Dataset items
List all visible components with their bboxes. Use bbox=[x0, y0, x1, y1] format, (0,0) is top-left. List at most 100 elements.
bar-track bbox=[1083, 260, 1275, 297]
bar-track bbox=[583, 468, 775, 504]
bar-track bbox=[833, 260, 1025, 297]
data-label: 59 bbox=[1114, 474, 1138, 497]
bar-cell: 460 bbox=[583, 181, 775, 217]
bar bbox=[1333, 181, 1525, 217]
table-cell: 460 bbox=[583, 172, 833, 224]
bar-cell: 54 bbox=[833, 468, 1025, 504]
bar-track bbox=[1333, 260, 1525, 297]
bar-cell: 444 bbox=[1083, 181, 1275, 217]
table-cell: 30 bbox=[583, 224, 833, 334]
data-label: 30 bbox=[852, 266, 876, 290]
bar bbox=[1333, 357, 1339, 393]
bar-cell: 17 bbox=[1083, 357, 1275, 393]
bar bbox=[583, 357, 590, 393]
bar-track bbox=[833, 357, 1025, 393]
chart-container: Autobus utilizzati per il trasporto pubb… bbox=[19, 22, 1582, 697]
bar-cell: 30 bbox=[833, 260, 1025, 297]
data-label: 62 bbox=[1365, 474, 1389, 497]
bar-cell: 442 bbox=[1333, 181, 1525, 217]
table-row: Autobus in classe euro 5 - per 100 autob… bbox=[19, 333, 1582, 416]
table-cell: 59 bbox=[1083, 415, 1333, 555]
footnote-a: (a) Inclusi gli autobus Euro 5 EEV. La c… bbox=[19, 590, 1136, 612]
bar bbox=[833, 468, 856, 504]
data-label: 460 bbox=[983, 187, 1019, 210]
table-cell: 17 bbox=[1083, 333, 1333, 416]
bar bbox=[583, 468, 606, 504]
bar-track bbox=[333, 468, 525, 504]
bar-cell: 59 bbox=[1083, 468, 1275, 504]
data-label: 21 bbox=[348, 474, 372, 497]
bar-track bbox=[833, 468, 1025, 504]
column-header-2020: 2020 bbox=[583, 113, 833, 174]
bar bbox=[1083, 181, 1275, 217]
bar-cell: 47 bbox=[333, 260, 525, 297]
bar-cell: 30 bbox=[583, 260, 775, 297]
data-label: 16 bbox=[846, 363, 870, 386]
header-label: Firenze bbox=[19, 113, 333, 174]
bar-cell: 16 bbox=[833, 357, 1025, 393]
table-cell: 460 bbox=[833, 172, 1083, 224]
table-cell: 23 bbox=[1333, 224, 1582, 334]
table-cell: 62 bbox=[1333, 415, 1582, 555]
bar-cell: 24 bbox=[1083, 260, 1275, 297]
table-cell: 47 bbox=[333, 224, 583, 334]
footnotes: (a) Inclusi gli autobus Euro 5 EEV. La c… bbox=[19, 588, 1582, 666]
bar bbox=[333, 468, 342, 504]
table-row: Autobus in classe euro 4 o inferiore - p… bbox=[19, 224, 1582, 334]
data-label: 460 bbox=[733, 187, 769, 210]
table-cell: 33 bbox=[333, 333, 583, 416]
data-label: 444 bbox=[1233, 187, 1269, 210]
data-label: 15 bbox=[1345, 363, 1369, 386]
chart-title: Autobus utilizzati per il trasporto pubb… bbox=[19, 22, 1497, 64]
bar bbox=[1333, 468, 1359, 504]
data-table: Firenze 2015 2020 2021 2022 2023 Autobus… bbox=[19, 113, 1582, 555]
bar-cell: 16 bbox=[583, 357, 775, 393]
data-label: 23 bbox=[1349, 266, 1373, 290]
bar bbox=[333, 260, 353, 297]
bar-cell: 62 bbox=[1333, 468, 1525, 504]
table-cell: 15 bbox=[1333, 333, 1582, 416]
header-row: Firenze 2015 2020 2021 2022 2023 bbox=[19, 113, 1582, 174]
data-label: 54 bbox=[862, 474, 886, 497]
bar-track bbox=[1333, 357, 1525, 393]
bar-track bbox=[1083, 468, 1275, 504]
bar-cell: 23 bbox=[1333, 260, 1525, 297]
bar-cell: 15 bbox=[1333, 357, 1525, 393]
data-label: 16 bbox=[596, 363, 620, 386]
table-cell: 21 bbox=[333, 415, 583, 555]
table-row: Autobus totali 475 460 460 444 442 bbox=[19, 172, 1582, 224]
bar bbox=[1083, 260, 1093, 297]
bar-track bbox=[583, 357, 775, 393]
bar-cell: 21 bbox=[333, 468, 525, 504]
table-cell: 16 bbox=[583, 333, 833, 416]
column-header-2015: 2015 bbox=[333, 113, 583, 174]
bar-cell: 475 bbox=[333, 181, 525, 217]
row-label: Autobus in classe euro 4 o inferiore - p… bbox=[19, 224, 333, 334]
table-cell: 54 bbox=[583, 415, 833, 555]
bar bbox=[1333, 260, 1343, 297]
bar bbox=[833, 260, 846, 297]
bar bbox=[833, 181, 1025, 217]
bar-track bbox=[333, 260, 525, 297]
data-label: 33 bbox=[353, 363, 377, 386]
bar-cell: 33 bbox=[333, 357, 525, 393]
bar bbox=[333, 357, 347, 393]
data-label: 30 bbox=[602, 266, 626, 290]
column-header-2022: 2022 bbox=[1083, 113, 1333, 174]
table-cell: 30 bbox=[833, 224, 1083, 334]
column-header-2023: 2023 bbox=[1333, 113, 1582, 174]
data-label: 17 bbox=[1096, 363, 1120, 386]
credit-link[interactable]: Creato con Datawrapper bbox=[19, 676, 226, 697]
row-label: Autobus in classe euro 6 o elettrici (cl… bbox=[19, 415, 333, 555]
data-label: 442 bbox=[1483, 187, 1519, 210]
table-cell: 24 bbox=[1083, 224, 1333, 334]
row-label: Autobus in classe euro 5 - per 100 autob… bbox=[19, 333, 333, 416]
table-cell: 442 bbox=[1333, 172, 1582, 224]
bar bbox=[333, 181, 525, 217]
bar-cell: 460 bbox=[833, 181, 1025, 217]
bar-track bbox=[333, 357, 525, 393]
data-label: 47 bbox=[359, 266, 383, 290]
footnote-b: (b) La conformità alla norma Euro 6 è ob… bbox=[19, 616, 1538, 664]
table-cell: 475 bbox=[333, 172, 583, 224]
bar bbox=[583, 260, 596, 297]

[Set exercise]:
Could you arrange the lines of the records, starting at the very first line and ending at the line that contains "bar-cell: 442 bbox=[1333, 181, 1525, 217]", as a Markdown table with the columns Row and Line, skipping any blank lines?

[Answer below]:
| Row | Line |
|---|---|
| 1 | List all visible components with their bboxes. Use bbox=[x0, y0, x1, y1] format, (0,0) is top-left. List at most 100 elements. |
| 2 | bar-track bbox=[1083, 260, 1275, 297] |
| 3 | bar-track bbox=[583, 468, 775, 504] |
| 4 | bar-track bbox=[833, 260, 1025, 297] |
| 5 | data-label: 59 bbox=[1114, 474, 1138, 497] |
| 6 | bar-cell: 460 bbox=[583, 181, 775, 217] |
| 7 | bar bbox=[1333, 181, 1525, 217] |
| 8 | table-cell: 460 bbox=[583, 172, 833, 224] |
| 9 | bar-cell: 54 bbox=[833, 468, 1025, 504] |
| 10 | bar-track bbox=[1333, 260, 1525, 297] |
| 11 | bar-cell: 444 bbox=[1083, 181, 1275, 217] |
| 12 | table-cell: 30 bbox=[583, 224, 833, 334] |
| 13 | data-label: 30 bbox=[852, 266, 876, 290] |
| 14 | bar bbox=[1333, 357, 1339, 393] |
| 15 | bar-cell: 17 bbox=[1083, 357, 1275, 393] |
| 16 | bar bbox=[583, 357, 590, 393] |
| 17 | bar-track bbox=[833, 357, 1025, 393] |
| 18 | chart-container: Autobus utilizzati per il trasporto pubb… bbox=[19, 22, 1582, 697] |
| 19 | bar-cell: 30 bbox=[833, 260, 1025, 297] |
| 20 | data-label: 62 bbox=[1365, 474, 1389, 497] |
| 21 | bar-cell: 442 bbox=[1333, 181, 1525, 217] |